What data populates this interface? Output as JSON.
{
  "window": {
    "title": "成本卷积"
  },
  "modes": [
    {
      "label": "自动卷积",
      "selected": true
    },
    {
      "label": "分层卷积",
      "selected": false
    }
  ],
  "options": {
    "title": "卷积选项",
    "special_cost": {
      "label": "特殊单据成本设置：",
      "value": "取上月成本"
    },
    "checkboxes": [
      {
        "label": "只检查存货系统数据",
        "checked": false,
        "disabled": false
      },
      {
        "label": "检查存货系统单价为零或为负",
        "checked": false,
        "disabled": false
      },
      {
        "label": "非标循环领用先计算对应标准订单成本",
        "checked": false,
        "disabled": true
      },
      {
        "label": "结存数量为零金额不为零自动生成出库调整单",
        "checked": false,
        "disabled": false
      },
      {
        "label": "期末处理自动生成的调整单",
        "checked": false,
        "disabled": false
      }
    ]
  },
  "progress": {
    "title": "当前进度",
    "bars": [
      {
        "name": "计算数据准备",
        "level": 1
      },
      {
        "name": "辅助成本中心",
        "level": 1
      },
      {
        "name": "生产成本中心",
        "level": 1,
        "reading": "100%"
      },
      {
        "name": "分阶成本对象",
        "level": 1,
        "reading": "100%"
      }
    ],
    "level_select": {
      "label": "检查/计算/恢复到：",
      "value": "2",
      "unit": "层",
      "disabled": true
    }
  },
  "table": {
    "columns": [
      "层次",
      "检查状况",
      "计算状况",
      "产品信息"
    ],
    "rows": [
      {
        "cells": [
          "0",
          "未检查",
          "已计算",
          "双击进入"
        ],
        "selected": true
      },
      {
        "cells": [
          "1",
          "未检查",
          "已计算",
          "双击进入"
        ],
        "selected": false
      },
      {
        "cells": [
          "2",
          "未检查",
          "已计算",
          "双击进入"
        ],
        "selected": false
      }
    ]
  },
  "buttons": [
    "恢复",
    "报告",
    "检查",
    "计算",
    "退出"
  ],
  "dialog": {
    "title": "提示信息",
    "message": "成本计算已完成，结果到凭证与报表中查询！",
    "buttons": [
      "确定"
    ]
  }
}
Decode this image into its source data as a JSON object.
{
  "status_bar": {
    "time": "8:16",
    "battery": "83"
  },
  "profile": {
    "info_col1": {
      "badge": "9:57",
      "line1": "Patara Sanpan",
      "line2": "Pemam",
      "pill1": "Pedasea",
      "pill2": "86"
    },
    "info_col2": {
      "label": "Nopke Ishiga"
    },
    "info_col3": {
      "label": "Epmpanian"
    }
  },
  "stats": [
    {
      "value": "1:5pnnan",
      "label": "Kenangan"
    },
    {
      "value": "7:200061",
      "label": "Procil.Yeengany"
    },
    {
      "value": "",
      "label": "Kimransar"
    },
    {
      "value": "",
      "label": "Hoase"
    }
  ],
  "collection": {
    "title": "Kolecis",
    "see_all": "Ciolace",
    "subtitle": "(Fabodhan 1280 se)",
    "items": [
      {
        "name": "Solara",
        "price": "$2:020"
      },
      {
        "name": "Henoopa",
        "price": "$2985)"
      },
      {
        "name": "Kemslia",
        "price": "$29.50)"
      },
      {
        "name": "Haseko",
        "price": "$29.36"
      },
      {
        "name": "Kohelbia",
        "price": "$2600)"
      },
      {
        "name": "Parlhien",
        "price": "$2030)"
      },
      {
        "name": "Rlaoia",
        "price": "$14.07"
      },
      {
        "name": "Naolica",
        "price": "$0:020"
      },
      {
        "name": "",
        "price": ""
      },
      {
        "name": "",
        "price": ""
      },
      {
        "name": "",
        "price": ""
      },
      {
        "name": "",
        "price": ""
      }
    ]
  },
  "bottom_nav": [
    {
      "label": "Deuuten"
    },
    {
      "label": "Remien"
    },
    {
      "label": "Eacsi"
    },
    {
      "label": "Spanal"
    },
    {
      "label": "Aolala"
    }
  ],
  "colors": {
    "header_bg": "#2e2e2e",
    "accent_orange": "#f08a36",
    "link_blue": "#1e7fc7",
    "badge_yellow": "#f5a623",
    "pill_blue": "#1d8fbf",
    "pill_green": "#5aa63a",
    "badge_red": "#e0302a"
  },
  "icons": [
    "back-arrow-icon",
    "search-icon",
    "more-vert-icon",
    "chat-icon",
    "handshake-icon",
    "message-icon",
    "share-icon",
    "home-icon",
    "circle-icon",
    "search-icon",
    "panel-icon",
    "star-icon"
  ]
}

..........

All of the material must be reproduced exactly.

FULL ANSWER –
What data populates this interface? Output as JSON.
{
  "window": {
    "title": "成本卷积"
  },
  "modes": [
    {
      "label": "自动卷积",
      "selected": true
    },
    {
      "label": "分层卷积",
      "selected": false
    }
  ],
  "options": {
    "title": "卷积选项",
    "special_cost": {
      "label": "特殊单据成本设置：",
      "value": "取上月成本"
    },
    "checkboxes": [
      {
        "label": "只检查存货系统数据",
        "checked": false,
        "disabled": false
      },
      {
        "label": "检查存货系统单价为零或为负",
        "checked": false,
        "disabled": false
      },
      {
        "label": "非标循环领用先计算对应标准订单成本",
        "checked": false,
        "disabled": true
      },
      {
        "label": "结存数量为零金额不为零自动生成出库调整单",
        "checked": false,
        "disabled": false
      },
      {
        "label": "期末处理自动生成的调整单",
        "checked": false,
        "disabled": false
      }
    ]
  },
  "progress": {
    "title": "当前进度",
    "bars": [
      {
        "name": "计算数据准备",
        "level": 1
      },
      {
        "name": "辅助成本中心",
        "level": 1
      },
      {
        "name": "生产成本中心",
        "level": 1,
        "reading": "100%"
      },
      {
        "name": "分阶成本对象",
        "level": 1,
        "reading": "100%"
      }
    ],
    "level_select": {
      "label": "检查/计算/恢复到：",
      "value": "2",
      "unit": "层",
      "disabled": true
    }
  },
  "table": {
    "columns": [
      "层次",
      "检查状况",
      "计算状况",
      "产品信息"
    ],
    "rows": [
      {
        "cells": [
          "0",
          "未检查",
          "已计算",
          "双击进入"
        ],
        "selected": true
      },
      {
        "cells": [
          "1",
          "未检查",
          "已计算",
          "双击进入"
        ],
        "selected": false
      },
      {
        "cells": [
          "2",
          "未检查",
          "已计算",
          "双击进入"
        ],
        "selected": false
      }
    ]
  },
  "buttons": [
    "恢复",
    "报告",
    "检查",
    "计算",
    "退出"
  ],
  "dialog": {
    "title": "提示信息",
    "message": "成本计算已完成，结果到凭证与报表中查询！",
    "buttons": [
      "确定"
    ]
  }
}
Decode this image into its source data as a JSON object.
{
  "status_bar": {
    "time": "8:16",
    "battery": "83"
  },
  "profile": {
    "info_col1": {
      "badge": "9:57",
      "line1": "Patara Sanpan",
      "line2": "Pemam",
      "pill1": "Pedasea",
      "pill2": "86"
    },
    "info_col2": {
      "label": "Nopke Ishiga"
    },
    "info_col3": {
      "label": "Epmpanian"
    }
  },
  "stats": [
    {
      "value": "1:5pnnan",
      "label": "Kenangan"
    },
    {
      "value": "7:200061",
      "label": "Procil.Yeengany"
    },
    {
      "value": "",
      "label": "Kimransar"
    },
    {
      "value": "",
      "label": "Hoase"
    }
  ],
  "collection": {
    "title": "Kolecis",
    "see_all": "Ciolace",
    "subtitle": "(Fabodhan 1280 se)",
    "items": [
      {
        "name": "Solara",
        "price": "$2:020"
      },
      {
        "name": "Henoopa",
        "price": "$2985)"
      },
      {
        "name": "Kemslia",
        "price": "$29.50)"
      },
      {
        "name": "Haseko",
        "price": "$29.36"
      },
      {
        "name": "Kohelbia",
        "price": "$2600)"
      },
      {
        "name": "Parlhien",
        "price": "$2030)"
      },
      {
        "name": "Rlaoia",
        "price": "$14.07"
      },
      {
        "name": "Naolica",
        "price": "$0:020"
      },
      {
        "name": "",
        "price": ""
      },
      {
        "name": "",
        "price": ""
      },
      {
        "name": "",
        "price": ""
      },
      {
        "name": "",
        "price": ""
      }
    ]
  },
  "bottom_nav": [
    {
      "label": "Deuuten"
    },
    {
      "label": "Remien"
    },
    {
      "label": "Eacsi"
    },
    {
      "label": "Spanal"
    },
    {
      "label": "Aolala"
    }
  ],
  "colors": {
    "header_bg": "#2e2e2e",
    "accent_orange": "#f08a36",
    "link_blue": "#1e7fc7",
    "badge_yellow": "#f5a623",
    "pill_blue": "#1d8fbf",
    "pill_green": "#5aa63a",
    "badge_red": "#e0302a"
  },
  "icons": [
    "back-arrow-icon",
    "search-icon",
    "more-vert-icon",
    "chat-icon",
    "handshake-icon",
    "message-icon",
    "share-icon",
    "home-icon",
    "circle-icon",
    "search-icon",
    "panel-icon",
    "star-icon"
  ]
}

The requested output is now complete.